### Given information
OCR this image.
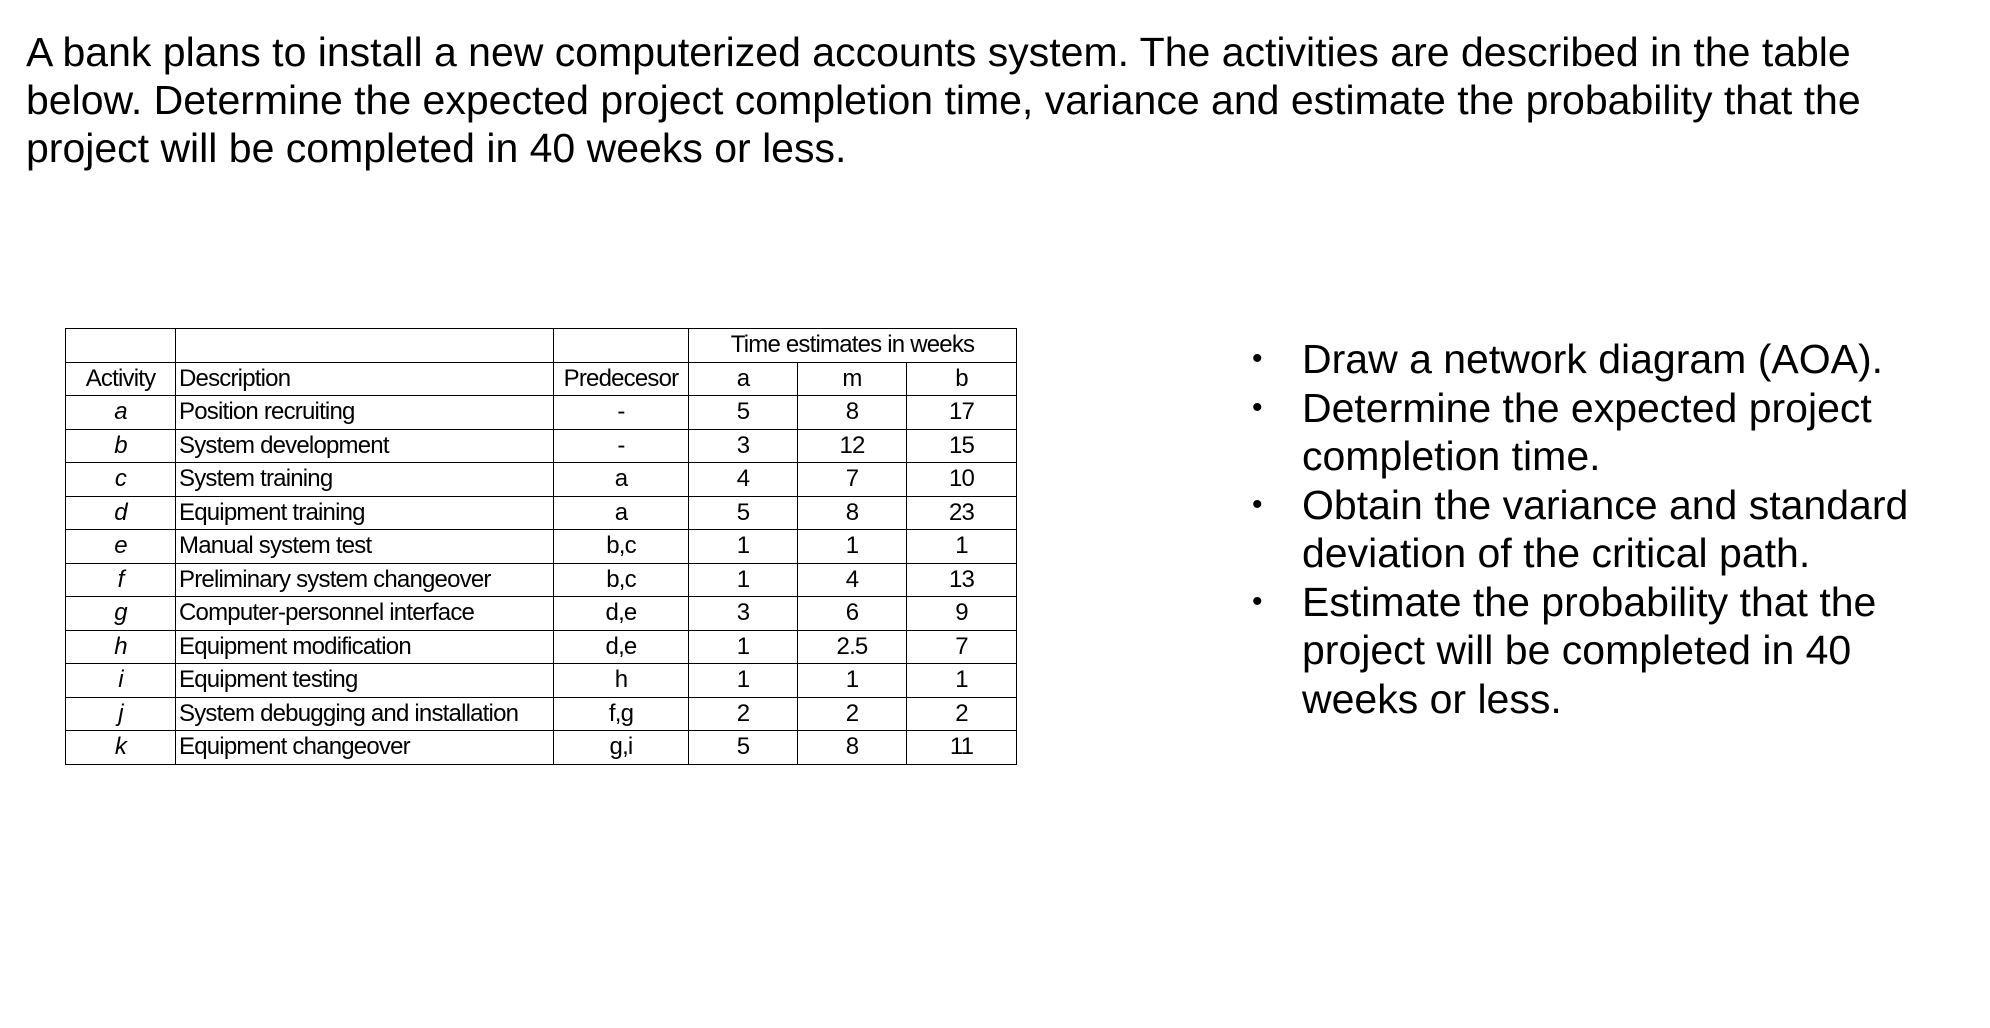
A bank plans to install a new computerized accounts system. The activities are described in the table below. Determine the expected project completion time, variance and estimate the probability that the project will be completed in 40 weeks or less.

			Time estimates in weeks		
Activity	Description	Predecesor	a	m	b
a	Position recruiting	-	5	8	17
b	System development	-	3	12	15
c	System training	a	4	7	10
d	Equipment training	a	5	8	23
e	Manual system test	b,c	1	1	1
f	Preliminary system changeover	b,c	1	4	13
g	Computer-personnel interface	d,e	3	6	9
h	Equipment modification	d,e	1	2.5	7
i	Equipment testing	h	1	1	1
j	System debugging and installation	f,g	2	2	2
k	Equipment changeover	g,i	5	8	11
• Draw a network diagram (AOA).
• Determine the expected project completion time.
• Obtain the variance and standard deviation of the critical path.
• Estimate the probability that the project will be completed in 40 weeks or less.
---
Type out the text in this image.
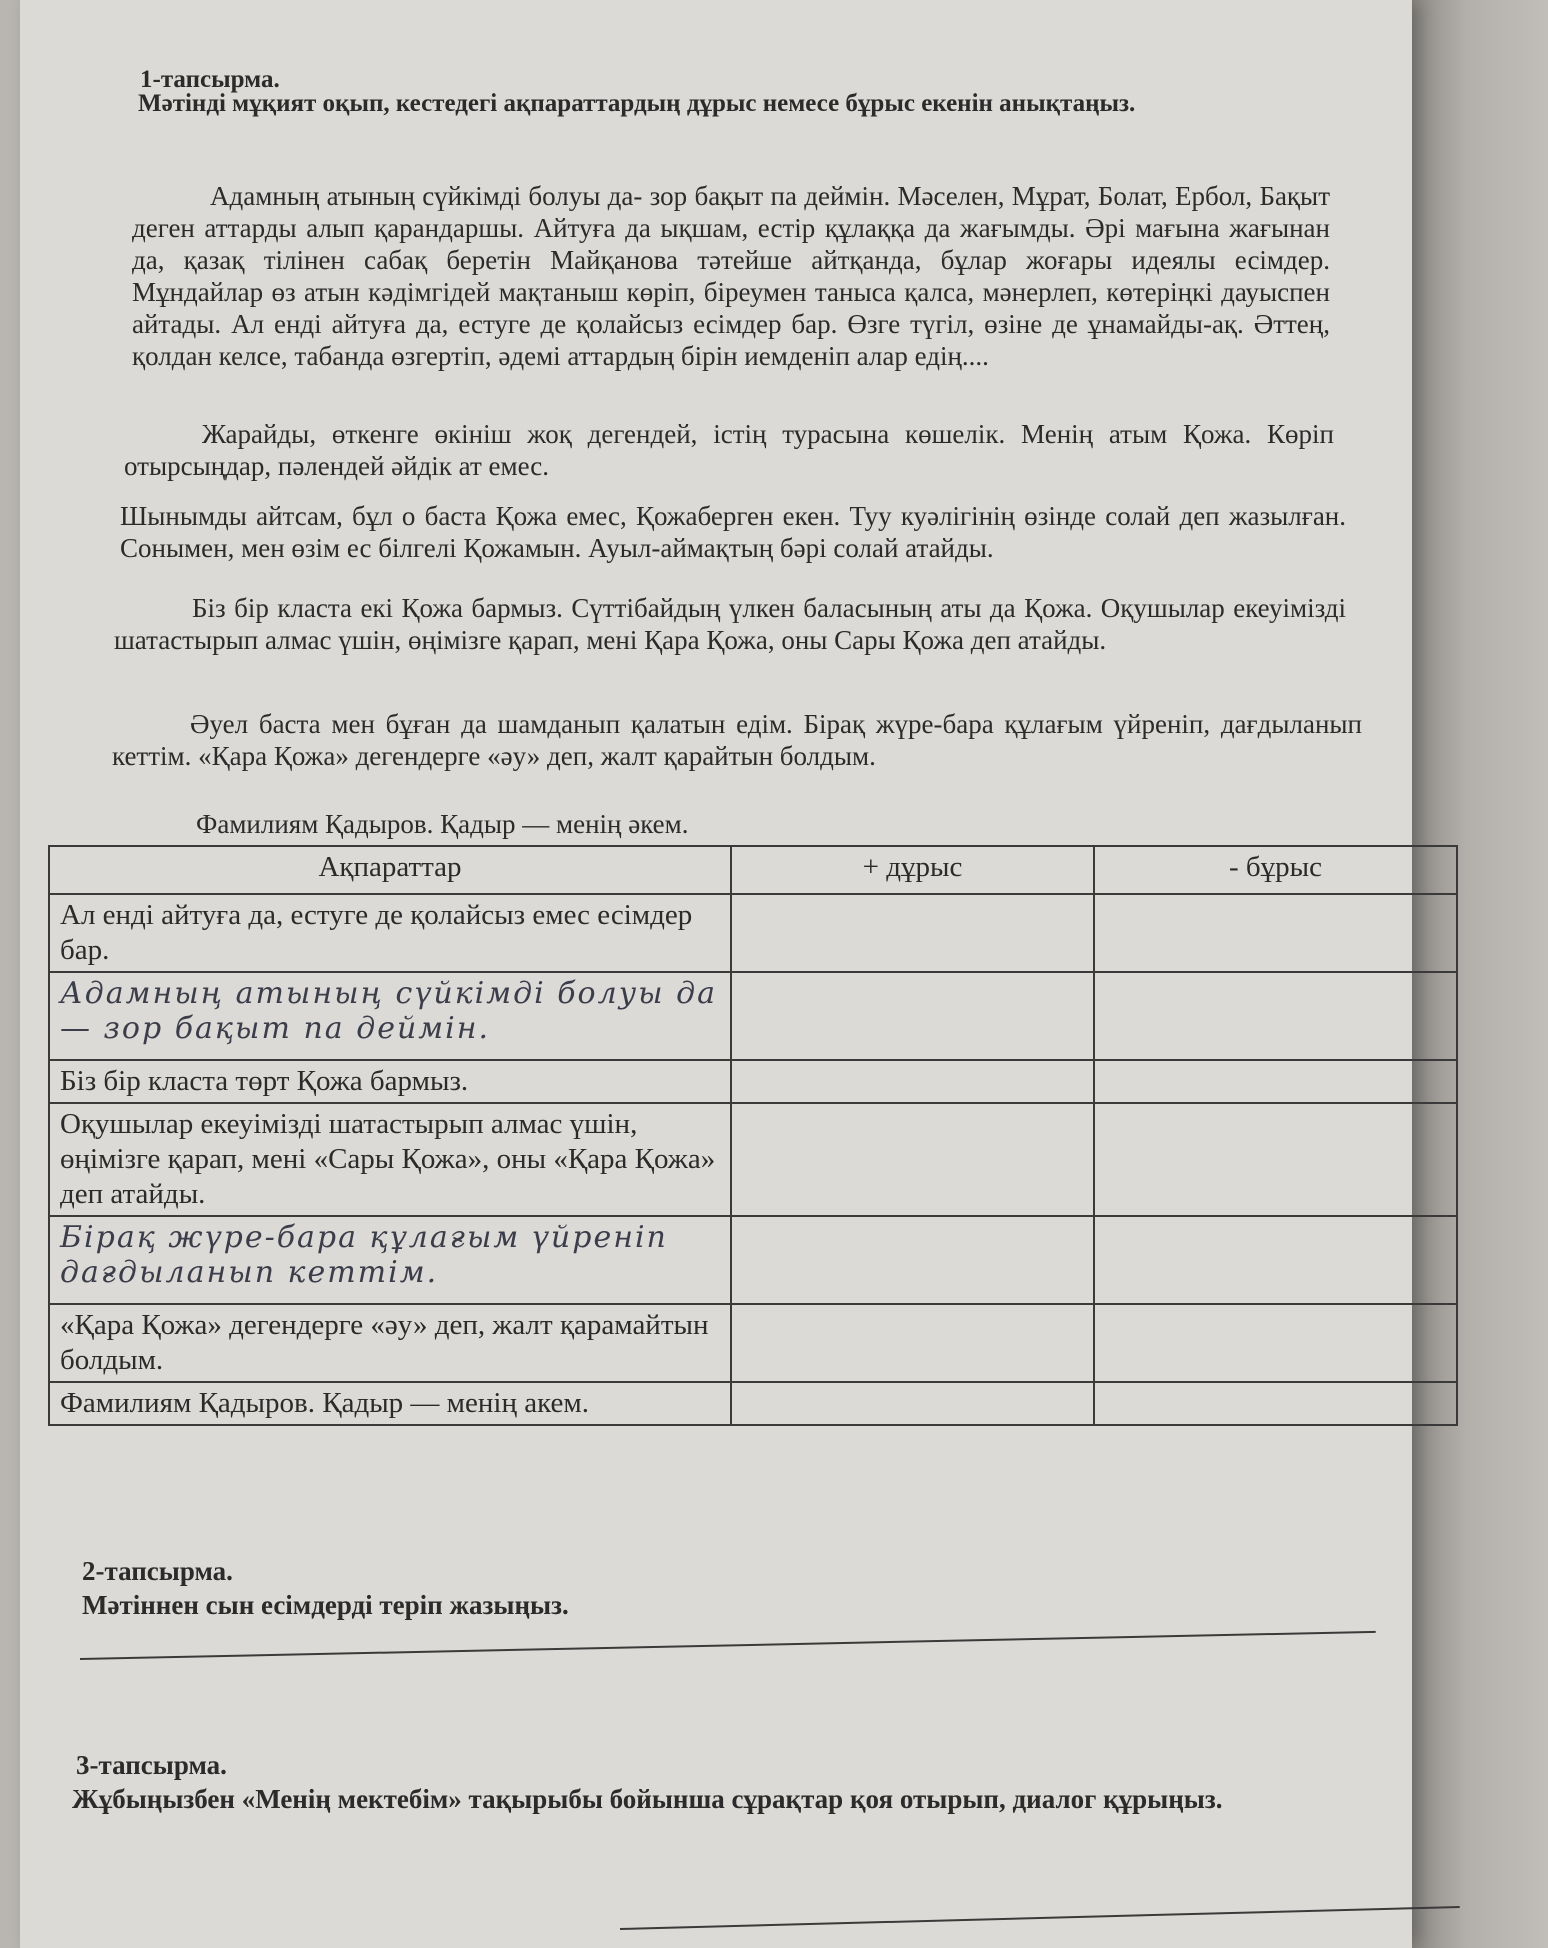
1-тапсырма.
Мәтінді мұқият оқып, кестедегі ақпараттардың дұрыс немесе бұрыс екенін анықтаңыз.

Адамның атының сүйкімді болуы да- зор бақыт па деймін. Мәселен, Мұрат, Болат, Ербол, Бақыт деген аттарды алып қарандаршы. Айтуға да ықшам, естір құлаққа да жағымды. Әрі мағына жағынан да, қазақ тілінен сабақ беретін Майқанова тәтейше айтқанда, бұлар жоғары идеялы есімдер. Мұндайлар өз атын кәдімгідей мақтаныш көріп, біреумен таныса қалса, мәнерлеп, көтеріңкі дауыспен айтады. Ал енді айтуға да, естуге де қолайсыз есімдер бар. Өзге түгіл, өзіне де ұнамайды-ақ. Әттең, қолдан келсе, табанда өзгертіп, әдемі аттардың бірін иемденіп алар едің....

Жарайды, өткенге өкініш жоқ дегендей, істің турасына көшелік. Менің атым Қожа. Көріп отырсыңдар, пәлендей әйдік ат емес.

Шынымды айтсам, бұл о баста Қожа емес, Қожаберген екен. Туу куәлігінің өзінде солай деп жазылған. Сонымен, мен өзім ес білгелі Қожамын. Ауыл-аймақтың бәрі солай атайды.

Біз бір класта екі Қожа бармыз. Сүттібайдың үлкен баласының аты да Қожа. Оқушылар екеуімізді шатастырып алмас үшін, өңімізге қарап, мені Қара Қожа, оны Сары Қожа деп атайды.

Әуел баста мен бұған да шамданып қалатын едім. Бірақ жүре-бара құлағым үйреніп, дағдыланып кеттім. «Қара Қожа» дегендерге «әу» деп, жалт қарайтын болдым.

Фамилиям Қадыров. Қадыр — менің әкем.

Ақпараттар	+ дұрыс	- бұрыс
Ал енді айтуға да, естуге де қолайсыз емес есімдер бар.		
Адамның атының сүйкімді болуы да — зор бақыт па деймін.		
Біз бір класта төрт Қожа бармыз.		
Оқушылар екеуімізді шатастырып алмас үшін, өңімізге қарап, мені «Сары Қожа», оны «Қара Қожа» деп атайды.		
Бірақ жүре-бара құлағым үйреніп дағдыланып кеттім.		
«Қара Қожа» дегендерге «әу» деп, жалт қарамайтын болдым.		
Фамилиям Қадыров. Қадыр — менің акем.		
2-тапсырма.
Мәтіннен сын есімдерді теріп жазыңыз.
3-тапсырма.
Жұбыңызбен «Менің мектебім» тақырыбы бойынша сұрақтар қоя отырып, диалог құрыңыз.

### Task to carry out
Count how many lines above contain the word "variance". Reply with the number alone.

### Task solution
2